Exercise objective: Where does the string "nachher" appear in the material? Copy each line that holds it.

====== The data

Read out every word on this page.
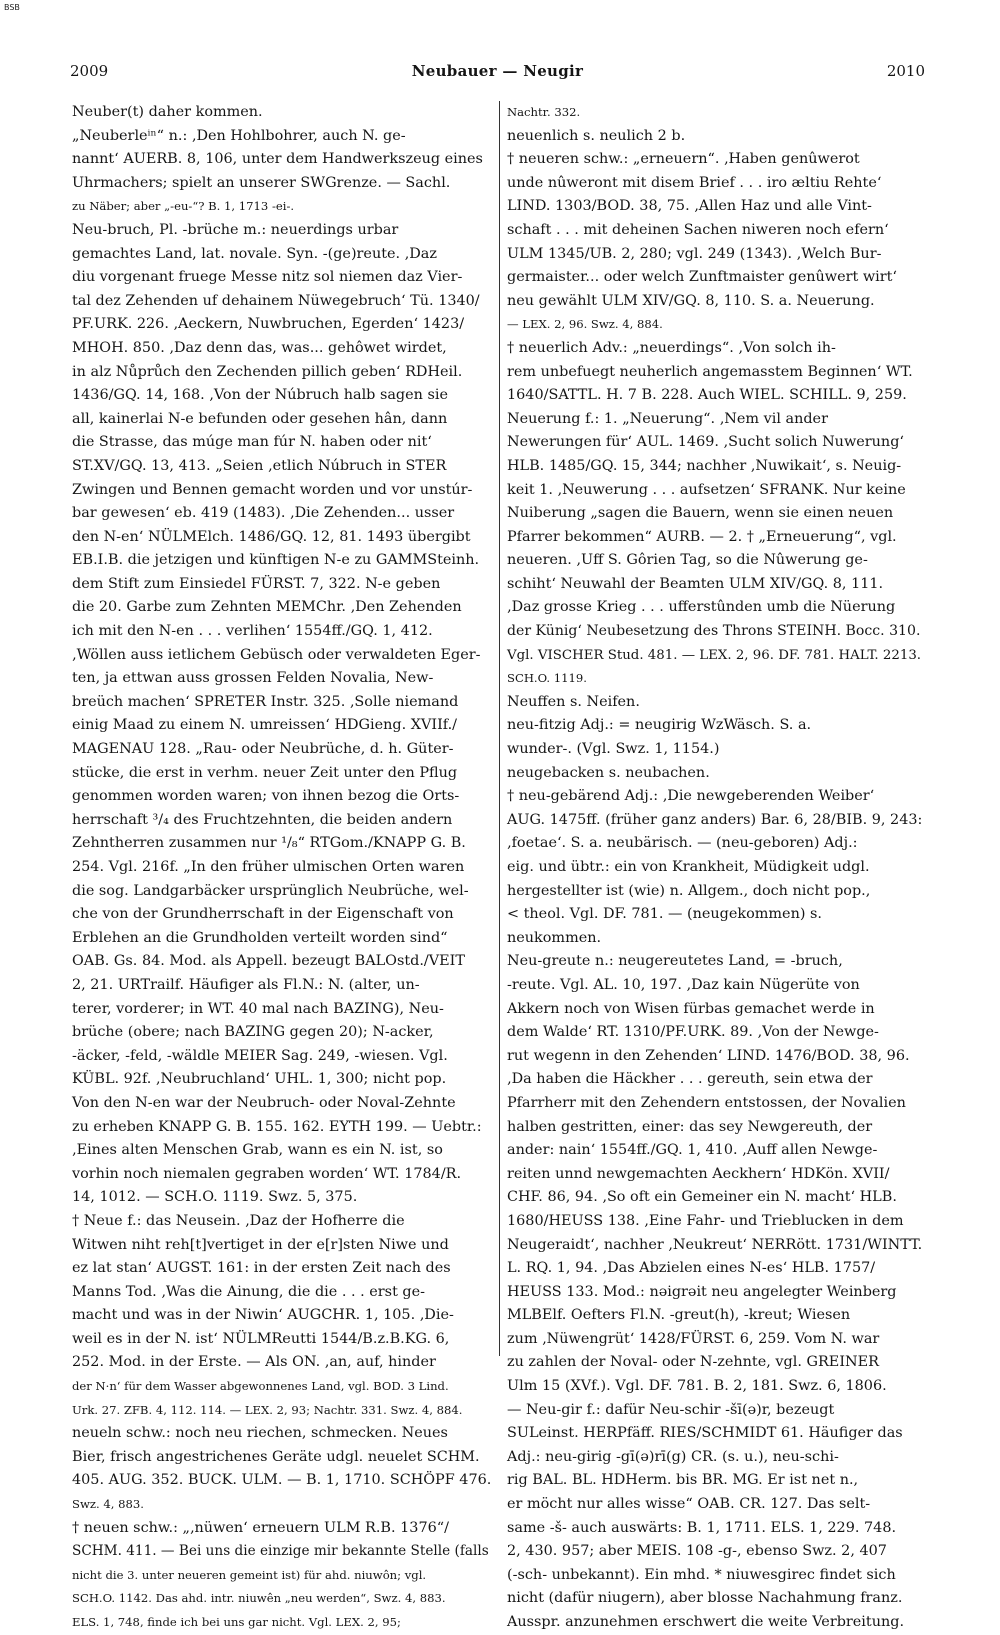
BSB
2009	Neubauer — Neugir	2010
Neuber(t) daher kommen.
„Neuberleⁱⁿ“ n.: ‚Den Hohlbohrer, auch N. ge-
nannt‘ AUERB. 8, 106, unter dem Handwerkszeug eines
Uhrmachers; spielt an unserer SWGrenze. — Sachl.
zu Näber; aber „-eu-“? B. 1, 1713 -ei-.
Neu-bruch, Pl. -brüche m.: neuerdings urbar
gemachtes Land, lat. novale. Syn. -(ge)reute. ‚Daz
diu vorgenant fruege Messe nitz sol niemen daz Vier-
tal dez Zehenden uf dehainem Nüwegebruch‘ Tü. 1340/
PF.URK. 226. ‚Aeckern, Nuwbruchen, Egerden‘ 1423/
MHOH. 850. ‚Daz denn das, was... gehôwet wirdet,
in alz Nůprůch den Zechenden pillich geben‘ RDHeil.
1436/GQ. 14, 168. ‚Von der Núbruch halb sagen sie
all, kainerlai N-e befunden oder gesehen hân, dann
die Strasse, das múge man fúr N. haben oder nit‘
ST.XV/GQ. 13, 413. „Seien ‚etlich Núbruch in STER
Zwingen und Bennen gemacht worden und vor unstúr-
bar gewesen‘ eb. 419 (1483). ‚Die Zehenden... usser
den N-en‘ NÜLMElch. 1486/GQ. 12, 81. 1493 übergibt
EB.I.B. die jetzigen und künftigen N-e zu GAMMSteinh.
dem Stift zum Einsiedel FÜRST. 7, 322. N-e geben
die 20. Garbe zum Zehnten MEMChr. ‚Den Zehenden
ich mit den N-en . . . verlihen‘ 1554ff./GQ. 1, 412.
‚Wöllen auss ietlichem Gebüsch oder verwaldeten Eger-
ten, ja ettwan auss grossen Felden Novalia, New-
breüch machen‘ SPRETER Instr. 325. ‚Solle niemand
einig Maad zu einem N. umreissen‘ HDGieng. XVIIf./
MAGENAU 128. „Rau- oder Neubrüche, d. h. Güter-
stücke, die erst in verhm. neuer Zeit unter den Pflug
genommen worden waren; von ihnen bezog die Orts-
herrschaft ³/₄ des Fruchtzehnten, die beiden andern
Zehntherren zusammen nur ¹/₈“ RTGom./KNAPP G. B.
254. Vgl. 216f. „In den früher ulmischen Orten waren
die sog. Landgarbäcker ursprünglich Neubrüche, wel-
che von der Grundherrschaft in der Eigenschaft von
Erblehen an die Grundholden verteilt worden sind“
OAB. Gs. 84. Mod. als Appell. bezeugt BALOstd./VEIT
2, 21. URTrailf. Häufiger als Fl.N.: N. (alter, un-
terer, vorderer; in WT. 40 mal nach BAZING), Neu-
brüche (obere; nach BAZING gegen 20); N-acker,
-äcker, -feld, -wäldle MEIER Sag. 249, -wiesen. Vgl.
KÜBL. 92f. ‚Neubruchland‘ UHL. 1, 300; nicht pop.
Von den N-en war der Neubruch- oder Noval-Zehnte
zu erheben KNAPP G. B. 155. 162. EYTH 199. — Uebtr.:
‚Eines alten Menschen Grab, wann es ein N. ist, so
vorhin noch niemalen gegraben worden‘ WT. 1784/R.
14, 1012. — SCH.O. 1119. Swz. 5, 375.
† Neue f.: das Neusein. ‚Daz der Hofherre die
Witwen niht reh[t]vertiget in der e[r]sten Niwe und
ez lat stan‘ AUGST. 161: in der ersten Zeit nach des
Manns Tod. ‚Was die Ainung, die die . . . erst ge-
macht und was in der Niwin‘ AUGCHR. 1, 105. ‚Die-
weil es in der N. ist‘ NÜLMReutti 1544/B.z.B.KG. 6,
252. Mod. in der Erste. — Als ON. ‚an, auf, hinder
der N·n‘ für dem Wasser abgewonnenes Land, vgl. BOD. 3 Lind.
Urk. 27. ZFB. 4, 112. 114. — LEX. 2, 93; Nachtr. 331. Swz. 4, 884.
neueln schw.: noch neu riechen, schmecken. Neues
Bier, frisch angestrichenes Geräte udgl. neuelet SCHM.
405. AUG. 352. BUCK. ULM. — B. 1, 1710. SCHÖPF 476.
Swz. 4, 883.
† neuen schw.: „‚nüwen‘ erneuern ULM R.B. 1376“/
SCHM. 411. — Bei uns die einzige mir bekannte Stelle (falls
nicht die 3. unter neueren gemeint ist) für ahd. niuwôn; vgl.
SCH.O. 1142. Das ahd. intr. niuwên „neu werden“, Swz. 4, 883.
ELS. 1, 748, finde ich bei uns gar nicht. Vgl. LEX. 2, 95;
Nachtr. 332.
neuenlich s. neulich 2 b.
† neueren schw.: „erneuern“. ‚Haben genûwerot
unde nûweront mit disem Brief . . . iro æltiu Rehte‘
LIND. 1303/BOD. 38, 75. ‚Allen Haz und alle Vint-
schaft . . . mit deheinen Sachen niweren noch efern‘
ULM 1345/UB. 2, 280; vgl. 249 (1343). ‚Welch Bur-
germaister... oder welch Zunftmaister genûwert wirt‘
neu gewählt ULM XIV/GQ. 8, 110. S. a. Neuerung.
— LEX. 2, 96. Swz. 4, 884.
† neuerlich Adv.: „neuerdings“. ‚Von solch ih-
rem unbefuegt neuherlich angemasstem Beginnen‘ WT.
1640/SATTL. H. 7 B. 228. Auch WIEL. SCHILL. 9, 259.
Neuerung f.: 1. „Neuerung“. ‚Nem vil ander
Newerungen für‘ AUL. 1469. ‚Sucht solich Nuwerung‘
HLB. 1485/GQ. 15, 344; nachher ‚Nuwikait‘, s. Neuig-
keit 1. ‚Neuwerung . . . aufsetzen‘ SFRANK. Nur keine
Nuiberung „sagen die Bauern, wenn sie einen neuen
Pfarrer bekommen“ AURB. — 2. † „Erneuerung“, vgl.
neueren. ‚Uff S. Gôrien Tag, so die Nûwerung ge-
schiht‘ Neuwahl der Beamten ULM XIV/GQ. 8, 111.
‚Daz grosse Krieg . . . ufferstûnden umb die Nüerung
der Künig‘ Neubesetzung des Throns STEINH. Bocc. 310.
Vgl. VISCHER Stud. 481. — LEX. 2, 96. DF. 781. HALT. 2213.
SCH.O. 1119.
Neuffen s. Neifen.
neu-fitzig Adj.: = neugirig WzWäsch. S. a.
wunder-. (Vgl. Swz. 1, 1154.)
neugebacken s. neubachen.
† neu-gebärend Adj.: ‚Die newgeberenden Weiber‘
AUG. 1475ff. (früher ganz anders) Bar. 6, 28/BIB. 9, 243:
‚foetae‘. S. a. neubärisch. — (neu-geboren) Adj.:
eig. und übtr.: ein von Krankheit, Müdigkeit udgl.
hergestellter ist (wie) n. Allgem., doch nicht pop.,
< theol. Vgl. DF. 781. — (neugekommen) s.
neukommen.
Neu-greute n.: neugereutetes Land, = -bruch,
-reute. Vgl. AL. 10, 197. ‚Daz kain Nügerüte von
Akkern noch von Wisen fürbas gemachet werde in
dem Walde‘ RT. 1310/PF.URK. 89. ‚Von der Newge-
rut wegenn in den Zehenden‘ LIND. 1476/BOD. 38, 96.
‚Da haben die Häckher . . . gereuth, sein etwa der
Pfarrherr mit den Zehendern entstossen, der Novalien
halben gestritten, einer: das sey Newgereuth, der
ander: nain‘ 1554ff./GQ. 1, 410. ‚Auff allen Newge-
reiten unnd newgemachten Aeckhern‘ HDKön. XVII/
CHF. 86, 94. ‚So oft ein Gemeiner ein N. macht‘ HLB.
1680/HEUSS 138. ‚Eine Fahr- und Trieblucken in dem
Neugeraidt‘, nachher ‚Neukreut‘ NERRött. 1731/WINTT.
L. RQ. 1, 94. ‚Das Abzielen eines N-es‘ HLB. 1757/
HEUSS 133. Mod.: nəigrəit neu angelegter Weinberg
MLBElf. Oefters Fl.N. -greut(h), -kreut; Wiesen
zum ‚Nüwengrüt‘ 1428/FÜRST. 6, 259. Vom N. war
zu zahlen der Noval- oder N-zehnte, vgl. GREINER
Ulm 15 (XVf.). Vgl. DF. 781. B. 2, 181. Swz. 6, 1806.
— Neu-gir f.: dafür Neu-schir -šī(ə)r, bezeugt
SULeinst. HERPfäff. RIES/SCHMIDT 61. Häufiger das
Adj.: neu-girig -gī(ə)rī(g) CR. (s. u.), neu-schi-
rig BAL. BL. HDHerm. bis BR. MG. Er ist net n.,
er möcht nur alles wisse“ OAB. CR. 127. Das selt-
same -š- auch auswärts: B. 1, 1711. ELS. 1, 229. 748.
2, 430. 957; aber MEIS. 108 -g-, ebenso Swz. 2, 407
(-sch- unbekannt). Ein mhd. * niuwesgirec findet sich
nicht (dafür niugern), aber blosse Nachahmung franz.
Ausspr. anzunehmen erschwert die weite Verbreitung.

============

Task answer:
HLB. 1485/GQ. 15, 344; nachher ‚Nuwikait‘, s. Neuig-
Neugeraidt‘, nachher ‚Neukreut‘ NERRött. 1731/WINTT.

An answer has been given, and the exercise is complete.